**WHAT TO DO:**
Give the number of lines below that hold "Rote", and only that.

Entries from a page text collection:
■ ■ ■

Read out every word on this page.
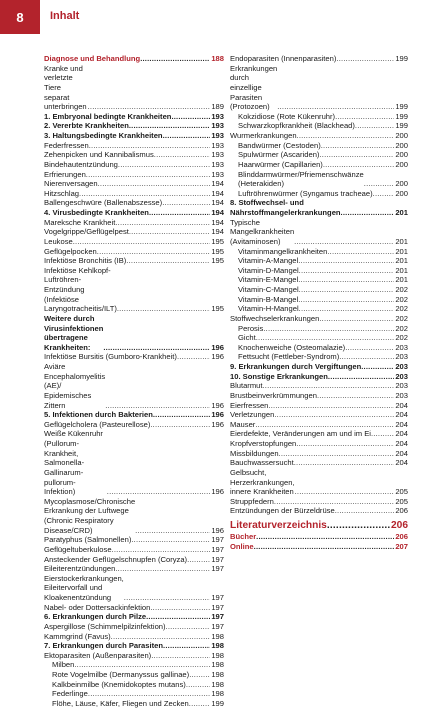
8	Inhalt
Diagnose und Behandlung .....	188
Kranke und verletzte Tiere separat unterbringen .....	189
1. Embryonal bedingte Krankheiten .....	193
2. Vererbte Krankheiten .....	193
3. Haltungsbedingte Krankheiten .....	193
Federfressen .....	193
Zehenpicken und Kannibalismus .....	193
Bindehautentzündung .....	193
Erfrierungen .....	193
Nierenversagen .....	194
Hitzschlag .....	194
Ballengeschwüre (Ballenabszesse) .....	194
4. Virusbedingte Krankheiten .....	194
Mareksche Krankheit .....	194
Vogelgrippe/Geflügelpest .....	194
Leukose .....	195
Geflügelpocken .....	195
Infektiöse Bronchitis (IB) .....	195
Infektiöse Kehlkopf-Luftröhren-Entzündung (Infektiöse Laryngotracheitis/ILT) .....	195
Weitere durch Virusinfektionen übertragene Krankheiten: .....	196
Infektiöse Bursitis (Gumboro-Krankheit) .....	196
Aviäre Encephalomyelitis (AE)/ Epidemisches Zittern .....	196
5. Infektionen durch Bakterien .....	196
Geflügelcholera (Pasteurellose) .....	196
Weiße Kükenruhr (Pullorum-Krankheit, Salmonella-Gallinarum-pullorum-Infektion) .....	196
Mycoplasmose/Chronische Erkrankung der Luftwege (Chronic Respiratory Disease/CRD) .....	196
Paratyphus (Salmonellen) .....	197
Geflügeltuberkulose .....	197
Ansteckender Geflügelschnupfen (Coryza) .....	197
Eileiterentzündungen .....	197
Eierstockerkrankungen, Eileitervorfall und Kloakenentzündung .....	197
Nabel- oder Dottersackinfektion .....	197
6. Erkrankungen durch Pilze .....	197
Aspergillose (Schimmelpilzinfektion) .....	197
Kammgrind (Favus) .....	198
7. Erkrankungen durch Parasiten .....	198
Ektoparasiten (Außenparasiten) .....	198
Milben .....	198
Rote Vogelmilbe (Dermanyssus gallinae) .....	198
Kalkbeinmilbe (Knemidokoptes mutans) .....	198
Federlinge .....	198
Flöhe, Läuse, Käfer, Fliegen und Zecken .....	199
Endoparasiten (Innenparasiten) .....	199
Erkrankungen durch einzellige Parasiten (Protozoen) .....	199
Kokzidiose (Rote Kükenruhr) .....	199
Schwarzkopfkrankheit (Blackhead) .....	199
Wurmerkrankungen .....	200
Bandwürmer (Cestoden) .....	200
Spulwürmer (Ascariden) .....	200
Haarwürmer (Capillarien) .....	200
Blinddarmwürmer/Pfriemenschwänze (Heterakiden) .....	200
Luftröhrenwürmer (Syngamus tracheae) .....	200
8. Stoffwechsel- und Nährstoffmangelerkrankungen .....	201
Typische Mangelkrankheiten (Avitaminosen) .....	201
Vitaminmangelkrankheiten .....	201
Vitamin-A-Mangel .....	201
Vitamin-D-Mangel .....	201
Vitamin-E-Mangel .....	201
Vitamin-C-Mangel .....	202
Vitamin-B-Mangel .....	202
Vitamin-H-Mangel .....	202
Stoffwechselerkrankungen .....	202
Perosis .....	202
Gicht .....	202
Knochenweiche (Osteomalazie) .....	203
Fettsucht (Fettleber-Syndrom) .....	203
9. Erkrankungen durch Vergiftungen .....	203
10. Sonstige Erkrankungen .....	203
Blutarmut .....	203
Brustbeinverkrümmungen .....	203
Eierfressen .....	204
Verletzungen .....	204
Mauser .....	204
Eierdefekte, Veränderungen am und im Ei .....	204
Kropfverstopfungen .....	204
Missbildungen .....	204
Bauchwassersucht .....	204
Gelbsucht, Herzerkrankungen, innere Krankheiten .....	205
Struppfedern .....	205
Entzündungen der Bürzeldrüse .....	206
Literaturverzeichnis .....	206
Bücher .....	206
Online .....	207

■ ■ ■

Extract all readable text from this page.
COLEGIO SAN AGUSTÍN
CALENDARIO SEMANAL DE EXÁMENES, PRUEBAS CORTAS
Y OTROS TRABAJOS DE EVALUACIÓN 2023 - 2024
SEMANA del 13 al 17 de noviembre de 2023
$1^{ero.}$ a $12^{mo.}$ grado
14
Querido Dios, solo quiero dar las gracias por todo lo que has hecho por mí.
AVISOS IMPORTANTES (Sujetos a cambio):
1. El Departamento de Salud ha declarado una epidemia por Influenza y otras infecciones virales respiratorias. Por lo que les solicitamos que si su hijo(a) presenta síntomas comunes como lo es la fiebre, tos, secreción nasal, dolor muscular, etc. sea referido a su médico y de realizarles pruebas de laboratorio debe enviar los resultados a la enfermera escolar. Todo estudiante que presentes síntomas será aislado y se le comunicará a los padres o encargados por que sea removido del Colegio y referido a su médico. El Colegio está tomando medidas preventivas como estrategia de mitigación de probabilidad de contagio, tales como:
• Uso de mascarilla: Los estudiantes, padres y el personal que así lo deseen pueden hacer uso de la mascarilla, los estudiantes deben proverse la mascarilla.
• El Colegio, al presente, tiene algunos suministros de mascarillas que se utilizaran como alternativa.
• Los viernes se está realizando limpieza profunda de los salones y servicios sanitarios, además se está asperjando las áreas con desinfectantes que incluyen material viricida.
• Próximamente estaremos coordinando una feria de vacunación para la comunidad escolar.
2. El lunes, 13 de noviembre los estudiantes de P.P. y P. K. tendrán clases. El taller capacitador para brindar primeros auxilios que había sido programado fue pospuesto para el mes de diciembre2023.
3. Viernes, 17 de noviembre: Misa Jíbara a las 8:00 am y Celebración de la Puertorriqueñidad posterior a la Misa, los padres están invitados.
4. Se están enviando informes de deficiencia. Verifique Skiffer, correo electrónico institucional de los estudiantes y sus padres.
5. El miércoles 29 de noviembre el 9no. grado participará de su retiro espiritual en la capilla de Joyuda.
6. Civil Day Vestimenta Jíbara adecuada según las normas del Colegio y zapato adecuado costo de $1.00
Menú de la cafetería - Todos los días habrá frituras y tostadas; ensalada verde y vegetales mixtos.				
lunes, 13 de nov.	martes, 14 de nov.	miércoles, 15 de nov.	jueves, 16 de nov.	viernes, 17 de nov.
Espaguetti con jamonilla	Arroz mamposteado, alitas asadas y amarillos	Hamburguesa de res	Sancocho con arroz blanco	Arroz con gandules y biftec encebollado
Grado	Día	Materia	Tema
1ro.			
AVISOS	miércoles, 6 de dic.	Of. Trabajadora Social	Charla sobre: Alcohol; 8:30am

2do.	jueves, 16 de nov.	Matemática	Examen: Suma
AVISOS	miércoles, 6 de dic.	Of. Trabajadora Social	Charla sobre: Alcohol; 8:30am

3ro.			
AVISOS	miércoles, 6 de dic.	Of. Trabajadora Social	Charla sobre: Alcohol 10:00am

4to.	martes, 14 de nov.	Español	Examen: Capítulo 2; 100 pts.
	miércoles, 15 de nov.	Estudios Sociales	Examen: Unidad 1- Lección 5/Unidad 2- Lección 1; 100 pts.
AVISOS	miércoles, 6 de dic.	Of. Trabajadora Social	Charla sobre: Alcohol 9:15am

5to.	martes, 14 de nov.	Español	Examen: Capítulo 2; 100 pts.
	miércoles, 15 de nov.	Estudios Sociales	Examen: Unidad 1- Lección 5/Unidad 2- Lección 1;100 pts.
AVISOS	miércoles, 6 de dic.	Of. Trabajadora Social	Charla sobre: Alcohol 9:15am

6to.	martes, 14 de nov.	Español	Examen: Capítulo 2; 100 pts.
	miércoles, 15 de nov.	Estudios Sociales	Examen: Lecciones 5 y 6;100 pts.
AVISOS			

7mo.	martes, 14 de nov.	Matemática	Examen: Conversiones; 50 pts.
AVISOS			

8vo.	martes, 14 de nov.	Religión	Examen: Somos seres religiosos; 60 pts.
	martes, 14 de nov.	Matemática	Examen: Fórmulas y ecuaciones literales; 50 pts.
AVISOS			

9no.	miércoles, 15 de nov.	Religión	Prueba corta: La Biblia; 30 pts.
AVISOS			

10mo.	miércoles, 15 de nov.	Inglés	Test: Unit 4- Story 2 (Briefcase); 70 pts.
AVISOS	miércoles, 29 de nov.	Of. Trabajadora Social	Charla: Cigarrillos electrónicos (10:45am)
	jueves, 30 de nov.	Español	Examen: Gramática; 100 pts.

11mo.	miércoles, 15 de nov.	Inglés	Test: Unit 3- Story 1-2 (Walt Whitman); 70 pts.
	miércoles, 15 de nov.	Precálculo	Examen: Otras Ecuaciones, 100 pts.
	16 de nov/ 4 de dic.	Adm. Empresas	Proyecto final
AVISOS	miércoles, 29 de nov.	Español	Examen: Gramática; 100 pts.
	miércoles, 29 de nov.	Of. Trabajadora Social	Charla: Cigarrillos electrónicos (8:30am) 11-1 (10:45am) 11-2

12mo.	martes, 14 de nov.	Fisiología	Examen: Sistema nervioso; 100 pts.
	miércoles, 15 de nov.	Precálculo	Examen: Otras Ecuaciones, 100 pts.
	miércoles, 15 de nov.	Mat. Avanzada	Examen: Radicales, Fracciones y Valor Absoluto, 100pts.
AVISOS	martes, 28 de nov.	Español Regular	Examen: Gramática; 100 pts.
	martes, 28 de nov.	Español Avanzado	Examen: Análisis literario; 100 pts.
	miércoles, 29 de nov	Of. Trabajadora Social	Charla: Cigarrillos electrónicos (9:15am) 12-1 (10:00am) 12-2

■ ■ ■

**FINISHED EXERCISE:**
2